**** Data excerpts ****

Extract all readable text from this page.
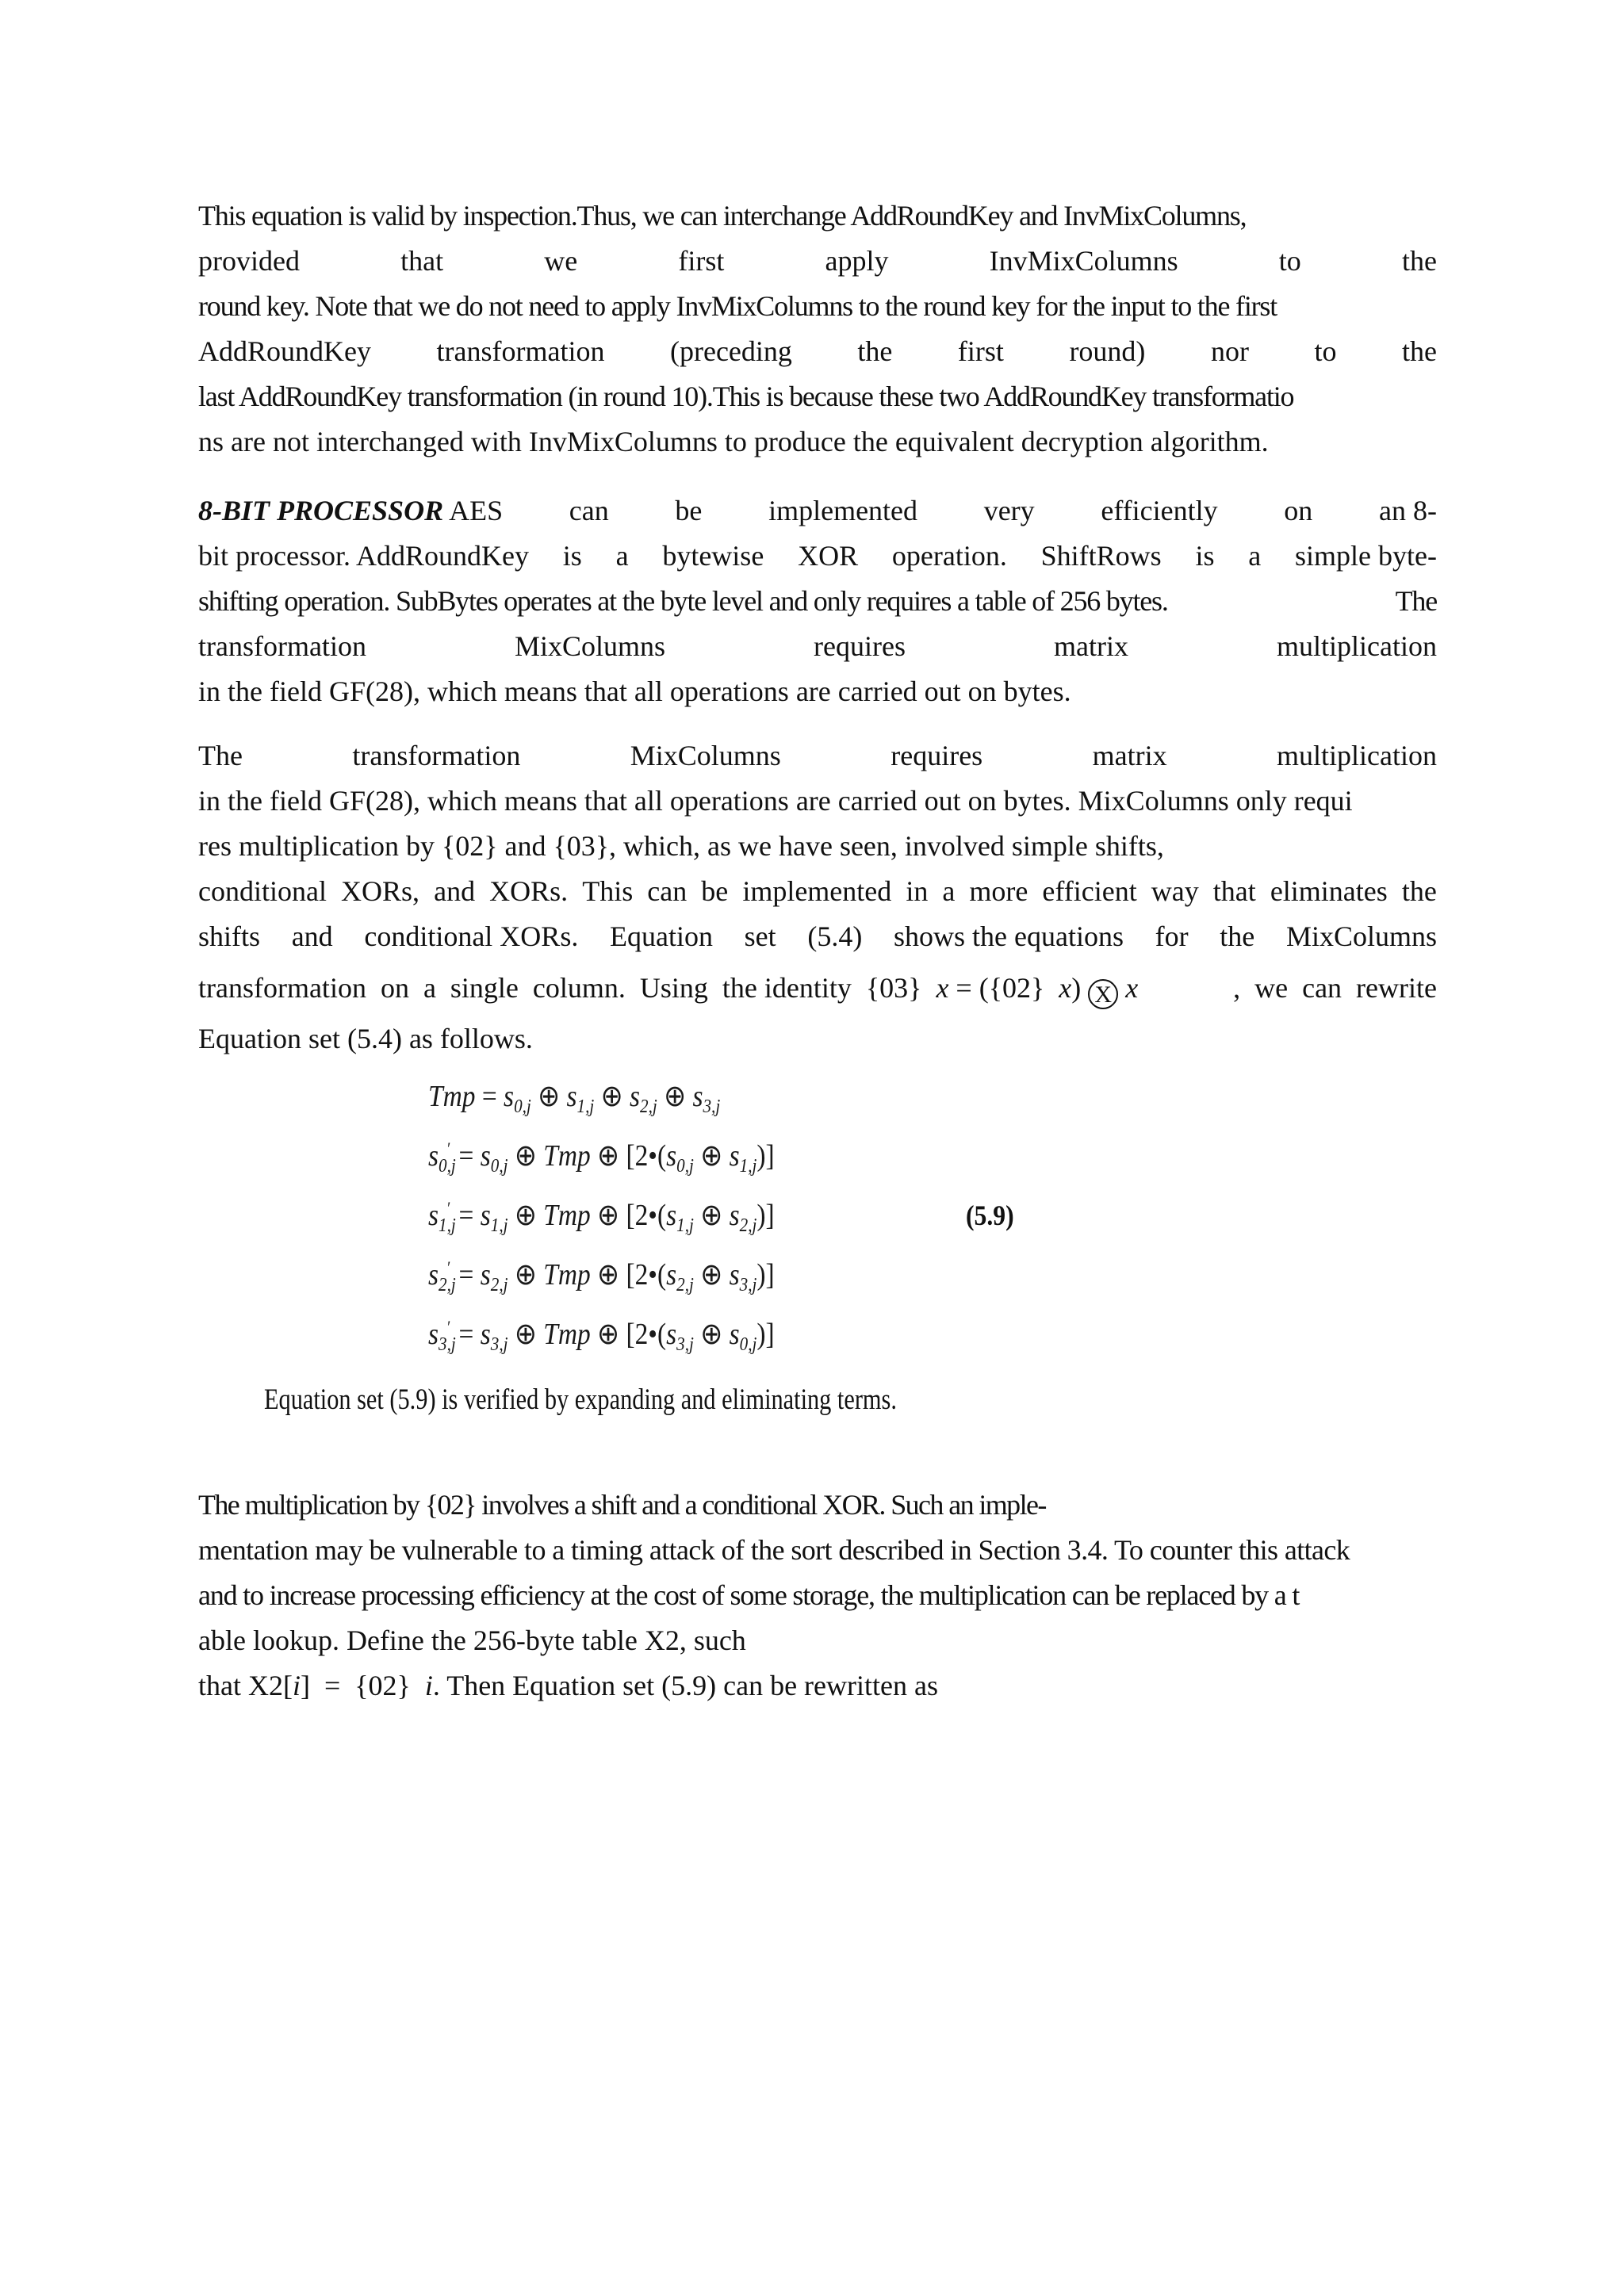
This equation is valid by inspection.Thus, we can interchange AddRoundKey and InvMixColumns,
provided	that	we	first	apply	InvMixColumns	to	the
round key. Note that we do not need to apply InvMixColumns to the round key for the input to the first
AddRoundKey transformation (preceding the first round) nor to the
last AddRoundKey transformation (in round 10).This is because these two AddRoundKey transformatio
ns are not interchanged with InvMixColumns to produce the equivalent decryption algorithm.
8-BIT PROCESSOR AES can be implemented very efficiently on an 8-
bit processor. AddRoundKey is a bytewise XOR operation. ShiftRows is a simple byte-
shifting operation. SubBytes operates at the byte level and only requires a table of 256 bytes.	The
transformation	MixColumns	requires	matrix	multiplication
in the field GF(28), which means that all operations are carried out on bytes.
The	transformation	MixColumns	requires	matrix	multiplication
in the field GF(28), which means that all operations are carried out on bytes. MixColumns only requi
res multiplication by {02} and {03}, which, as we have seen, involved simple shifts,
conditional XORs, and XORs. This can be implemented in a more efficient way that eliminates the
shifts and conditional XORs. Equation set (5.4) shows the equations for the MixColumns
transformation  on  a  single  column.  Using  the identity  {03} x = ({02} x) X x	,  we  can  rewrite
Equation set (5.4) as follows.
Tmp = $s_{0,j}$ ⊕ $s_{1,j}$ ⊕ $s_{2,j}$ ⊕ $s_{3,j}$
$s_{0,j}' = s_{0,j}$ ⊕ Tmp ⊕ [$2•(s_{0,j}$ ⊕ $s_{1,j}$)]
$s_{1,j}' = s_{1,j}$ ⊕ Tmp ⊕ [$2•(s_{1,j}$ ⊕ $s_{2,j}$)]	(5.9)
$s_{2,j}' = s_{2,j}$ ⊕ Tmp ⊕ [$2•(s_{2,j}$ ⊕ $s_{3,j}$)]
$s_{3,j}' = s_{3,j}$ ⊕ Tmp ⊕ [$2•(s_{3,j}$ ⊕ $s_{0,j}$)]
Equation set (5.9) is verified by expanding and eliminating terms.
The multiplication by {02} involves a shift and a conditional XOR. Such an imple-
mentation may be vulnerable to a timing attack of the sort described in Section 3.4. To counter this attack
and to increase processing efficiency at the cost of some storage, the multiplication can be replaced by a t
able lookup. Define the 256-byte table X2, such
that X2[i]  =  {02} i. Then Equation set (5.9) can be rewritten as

****

◆ Required work
The pictures should not appear in the copy; every other part of the records above must be returned exactly.

◆ The answer
Extract all readable text from this page.
This equation is valid by inspection.Thus, we can interchange AddRoundKey and InvMixColumns,
provided	that	we	first	apply	InvMixColumns	to	the
round key. Note that we do not need to apply InvMixColumns to the round key for the input to the first
AddRoundKey transformation (preceding the first round) nor to the
last AddRoundKey transformation (in round 10).This is because these two AddRoundKey transformatio
ns are not interchanged with InvMixColumns to produce the equivalent decryption algorithm.
8-BIT PROCESSOR AES can be implemented very efficiently on an 8-
bit processor. AddRoundKey is a bytewise XOR operation. ShiftRows is a simple byte-
shifting operation. SubBytes operates at the byte level and only requires a table of 256 bytes.	The
transformation	MixColumns	requires	matrix	multiplication
in the field GF(28), which means that all operations are carried out on bytes.
The	transformation	MixColumns	requires	matrix	multiplication
in the field GF(28), which means that all operations are carried out on bytes. MixColumns only requi
res multiplication by {02} and {03}, which, as we have seen, involved simple shifts,
conditional XORs, and XORs. This can be implemented in a more efficient way that eliminates the
shifts and conditional XORs. Equation set (5.4) shows the equations for the MixColumns
transformation  on  a  single  column.  Using  the identity  {03} x = ({02} x) X x	,  we  can  rewrite
Equation set (5.4) as follows.
Tmp = $s_{0,j}$ ⊕ $s_{1,j}$ ⊕ $s_{2,j}$ ⊕ $s_{3,j}$
$s_{0,j}' = s_{0,j}$ ⊕ Tmp ⊕ [$2•(s_{0,j}$ ⊕ $s_{1,j}$)]
$s_{1,j}' = s_{1,j}$ ⊕ Tmp ⊕ [$2•(s_{1,j}$ ⊕ $s_{2,j}$)]	(5.9)
$s_{2,j}' = s_{2,j}$ ⊕ Tmp ⊕ [$2•(s_{2,j}$ ⊕ $s_{3,j}$)]
$s_{3,j}' = s_{3,j}$ ⊕ Tmp ⊕ [$2•(s_{3,j}$ ⊕ $s_{0,j}$)]
Equation set (5.9) is verified by expanding and eliminating terms.
The multiplication by {02} involves a shift and a conditional XOR. Such an imple-
mentation may be vulnerable to a timing attack of the sort described in Section 3.4. To counter this attack
and to increase processing efficiency at the cost of some storage, the multiplication can be replaced by a t
able lookup. Define the 256-byte table X2, such
that X2[i]  =  {02} i. Then Equation set (5.9) can be rewritten as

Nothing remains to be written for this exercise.